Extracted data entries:
.....

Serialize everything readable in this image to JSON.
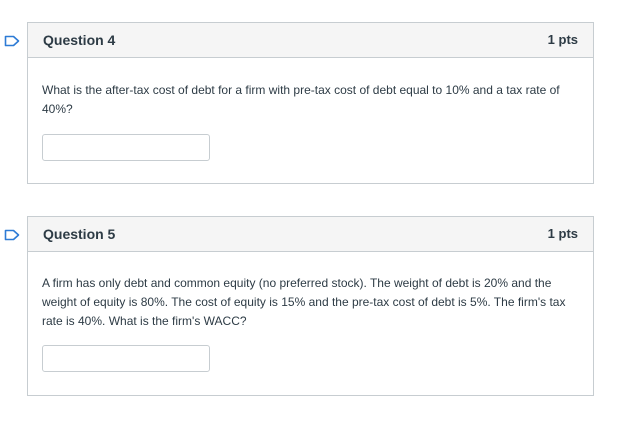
{
  "questions": [
    {
      "title": "Question 4",
      "points": "1 pts",
      "text": "What is the after-tax cost of debt for a firm with pre-tax cost of debt equal to 10% and a tax rate of 40%?",
      "answer_value": ""
    },
    {
      "title": "Question 5",
      "points": "1 pts",
      "text": "A firm has only debt and common equity (no preferred stock). The weight of debt is 20% and the weight of equity is 80%. The cost of equity is 15% and the pre-tax cost of debt is 5%. The firm's tax rate is 40%. What is the firm's WACC?",
      "answer_value": ""
    }
  ],
  "icons": {
    "flag": "flag-question-icon"
  },
  "colors": {
    "flag_stroke": "#2d7bd5",
    "border": "#c7cdd1",
    "header_bg": "#f5f5f5",
    "text": "#2d3b45"
  }
}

.....

> **STATED TASK**: Every entry must be written out exactly, with all pictures left out.

> **RESPONSE TO THE TASK**:
Serialize everything readable in this image to JSON.
{
  "questions": [
    {
      "title": "Question 4",
      "points": "1 pts",
      "text": "What is the after-tax cost of debt for a firm with pre-tax cost of debt equal to 10% and a tax rate of 40%?",
      "answer_value": ""
    },
    {
      "title": "Question 5",
      "points": "1 pts",
      "text": "A firm has only debt and common equity (no preferred stock). The weight of debt is 20% and the weight of equity is 80%. The cost of equity is 15% and the pre-tax cost of debt is 5%. The firm's tax rate is 40%. What is the firm's WACC?",
      "answer_value": ""
    }
  ],
  "icons": {
    "flag": "flag-question-icon"
  },
  "colors": {
    "flag_stroke": "#2d7bd5",
    "border": "#c7cdd1",
    "header_bg": "#f5f5f5",
    "text": "#2d3b45"
  }
}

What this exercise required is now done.